··· ENTRIES
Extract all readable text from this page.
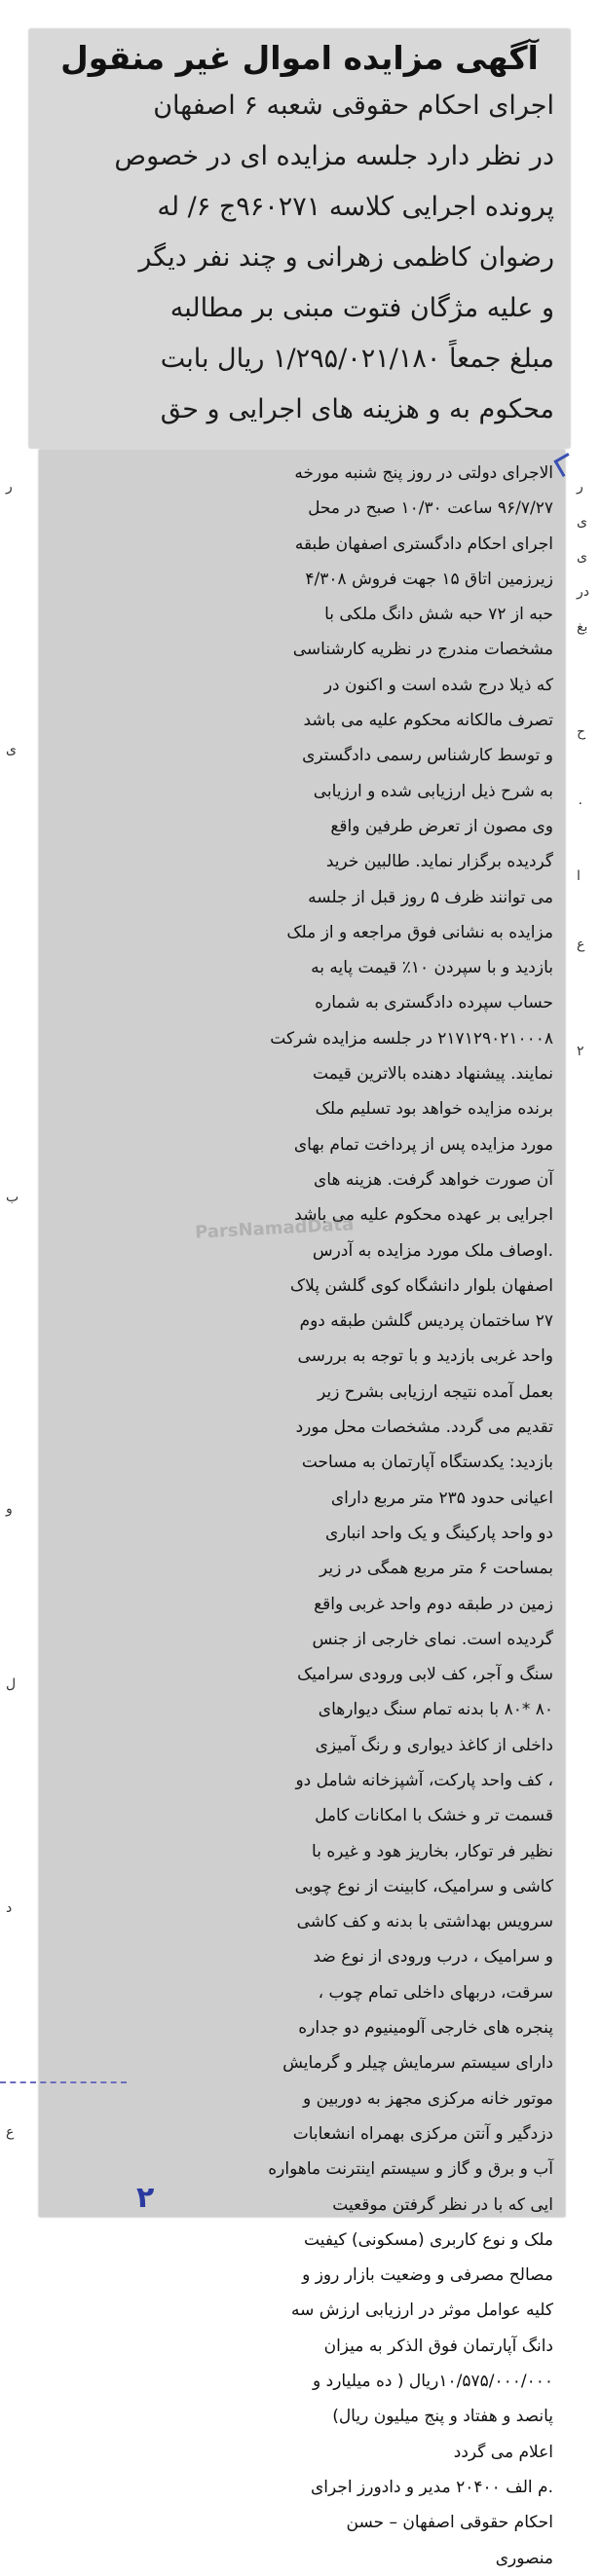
آگهی مزایده اموال غیر منقول
اجرای احکام حقوقی شعبه ۶ اصفهان
در نظر دارد جلسه مزایده ای در خصوص
پرونده اجرایی کلاسه ۹۶۰۲۷۱ج ۶/ له
رضوان کاظمی زهرانی و چند نفر دیگر
و علیه مژگان فتوت مبنی بر مطالبه
مبلغ جمعاً ۱/۲۹۵/۰۲۱/۱۸۰ ریال بابت
محکوم به و هزینه های اجرایی و حق
الاجرای دولتی در روز پنج شنبه مورخه
۹۶/۷/۲۷ ساعت ۱۰/۳۰ صبح در محل
اجرای احکام دادگستری اصفهان طبقه
زیرزمین اتاق ۱۵ جهت فروش ۴/۳۰۸
حبه از ۷۲ حبه شش دانگ ملکی با
مشخصات مندرج در نظریه کارشناسی
که ذیلا درج شده است و اکنون در
تصرف مالکانه محکوم علیه می باشد
و توسط کارشناس رسمی دادگستری
به شرح ذیل ارزیابی شده و ارزیابی
وی مصون از تعرض طرفین واقع
گردیده برگزار نماید. طالبین خرید
می توانند ظرف ۵ روز قبل از جلسه
مزایده به نشانی فوق مراجعه و از ملک
بازدید و با سپردن ۱۰٪ قیمت پایه به
حساب سپرده دادگستری به شماره
۲۱۷۱۲۹۰۲۱۰۰۰۸ در جلسه مزایده شرکت
نمایند. پیشنهاد دهنده بالاترین قیمت
برنده مزایده خواهد بود تسلیم ملک
مورد مزایده پس از پرداخت تمام بهای
آن صورت خواهد گرفت. هزینه های
اجرایی بر عهده محکوم علیه می باشد
.اوصاف ملک مورد مزایده به آدرس
اصفهان بلوار دانشگاه کوی گلشن پلاک
۲۷ ساختمان پردیس گلشن طبقه دوم
واحد غربی بازدید و با توجه به بررسی
بعمل آمده نتیجه ارزیابی بشرح زیر
تقدیم می گردد. مشخصات محل مورد
بازدید: یکدستگاه آپارتمان به مساحت
اعیانی حدود ۲۳۵ متر مربع دارای
دو واحد پارکینگ و یک واحد انباری
بمساحت ۶ متر مربع همگی در زیر
زمین در طبقه دوم واحد غربی واقع
گردیده است. نمای خارجی از جنس
سنگ و آجر، کف لابی ورودی سرامیک
۸۰ *۸۰ با بدنه تمام سنگ دیوارهای
داخلی از کاغذ دیواری و رنگ آمیزی
، کف واحد پارکت، آشپزخانه شامل دو
قسمت تر و خشک با امکانات کامل
نظیر فر توکار، بخاریز هود و غیره با
کاشی و سرامیک، کابینت از نوع چوبی
سرویس بهداشتی با بدنه و کف کاشی
و سرامیک ، درب ورودی از نوع ضد
سرقت، دربهای داخلی تمام چوب ،
پنجره های خارجی آلومینیوم دو جداره
دارای سیستم سرمایش چیلر و گرمایش
موتور خانه مرکزی مجهز به دوربین و
دزدگیر و آنتن مرکزی بهمراه انشعابات
آب و برق و گاز و سیستم اینترنت ماهواره
ایی که با در نظر گرفتن موقعیت
ملک و نوع کاربری (مسکونی) کیفیت
مصالح مصرفی و وضعیت بازار روز و
کلیه عوامل موثر در ارزیابی ارزش سه
دانگ آپارتمان فوق الذکر به میزان
۱۰/۵۷۵/۰۰۰/۰۰۰ریال ( ده میلیارد و
پانصد و هفتاد و پنج میلیون ریال)
اعلام می گردد
.م الف ۲۰۴۰۰ مدیر و دادورز اجرای
احکام حقوقی اصفهان – حسن
منصوری
ParsNamadData
۲
ر
ی
ب
و
ل
د
ع
ر
ی
ی
در
بغ
ح
۰
ا
ع
۲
······
From the entries above, output every line exactly and omit any image.

Extract all readable text from this page.
آگهی مزایده اموال غیر منقول
اجرای احکام حقوقی شعبه ۶ اصفهان
در نظر دارد جلسه مزایده ای در خصوص
پرونده اجرایی کلاسه ۹۶۰۲۷۱ج ۶/ له
رضوان کاظمی زهرانی و چند نفر دیگر
و علیه مژگان فتوت مبنی بر مطالبه
مبلغ جمعاً ۱/۲۹۵/۰۲۱/۱۸۰ ریال بابت
محکوم به و هزینه های اجرایی و حق
الاجرای دولتی در روز پنج شنبه مورخه
۹۶/۷/۲۷ ساعت ۱۰/۳۰ صبح در محل
اجرای احکام دادگستری اصفهان طبقه
زیرزمین اتاق ۱۵ جهت فروش ۴/۳۰۸
حبه از ۷۲ حبه شش دانگ ملکی با
مشخصات مندرج در نظریه کارشناسی
که ذیلا درج شده است و اکنون در
تصرف مالکانه محکوم علیه می باشد
و توسط کارشناس رسمی دادگستری
به شرح ذیل ارزیابی شده و ارزیابی
وی مصون از تعرض طرفین واقع
گردیده برگزار نماید. طالبین خرید
می توانند ظرف ۵ روز قبل از جلسه
مزایده به نشانی فوق مراجعه و از ملک
بازدید و با سپردن ۱۰٪ قیمت پایه به
حساب سپرده دادگستری به شماره
۲۱۷۱۲۹۰۲۱۰۰۰۸ در جلسه مزایده شرکت
نمایند. پیشنهاد دهنده بالاترین قیمت
برنده مزایده خواهد بود تسلیم ملک
مورد مزایده پس از پرداخت تمام بهای
آن صورت خواهد گرفت. هزینه های
اجرایی بر عهده محکوم علیه می باشد
.اوصاف ملک مورد مزایده به آدرس
اصفهان بلوار دانشگاه کوی گلشن پلاک
۲۷ ساختمان پردیس گلشن طبقه دوم
واحد غربی بازدید و با توجه به بررسی
بعمل آمده نتیجه ارزیابی بشرح زیر
تقدیم می گردد. مشخصات محل مورد
بازدید: یکدستگاه آپارتمان به مساحت
اعیانی حدود ۲۳۵ متر مربع دارای
دو واحد پارکینگ و یک واحد انباری
بمساحت ۶ متر مربع همگی در زیر
زمین در طبقه دوم واحد غربی واقع
گردیده است. نمای خارجی از جنس
سنگ و آجر، کف لابی ورودی سرامیک
۸۰ *۸۰ با بدنه تمام سنگ دیوارهای
داخلی از کاغذ دیواری و رنگ آمیزی
، کف واحد پارکت، آشپزخانه شامل دو
قسمت تر و خشک با امکانات کامل
نظیر فر توکار، بخاریز هود و غیره با
کاشی و سرامیک، کابینت از نوع چوبی
سرویس بهداشتی با بدنه و کف کاشی
و سرامیک ، درب ورودی از نوع ضد
سرقت، دربهای داخلی تمام چوب ،
پنجره های خارجی آلومینیوم دو جداره
دارای سیستم سرمایش چیلر و گرمایش
موتور خانه مرکزی مجهز به دوربین و
دزدگیر و آنتن مرکزی بهمراه انشعابات
آب و برق و گاز و سیستم اینترنت ماهواره
ایی که با در نظر گرفتن موقعیت
ملک و نوع کاربری (مسکونی) کیفیت
مصالح مصرفی و وضعیت بازار روز و
کلیه عوامل موثر در ارزیابی ارزش سه
دانگ آپارتمان فوق الذکر به میزان
۱۰/۵۷۵/۰۰۰/۰۰۰ریال ( ده میلیارد و
پانصد و هفتاد و پنج میلیون ریال)
اعلام می گردد
.م الف ۲۰۴۰۰ مدیر و دادورز اجرای
احکام حقوقی اصفهان – حسن
منصوری
ParsNamadData
۲
ر
ی
ب
و
ل
د
ع
ر
ی
ی
در
بغ
ح
۰
ا
ع
۲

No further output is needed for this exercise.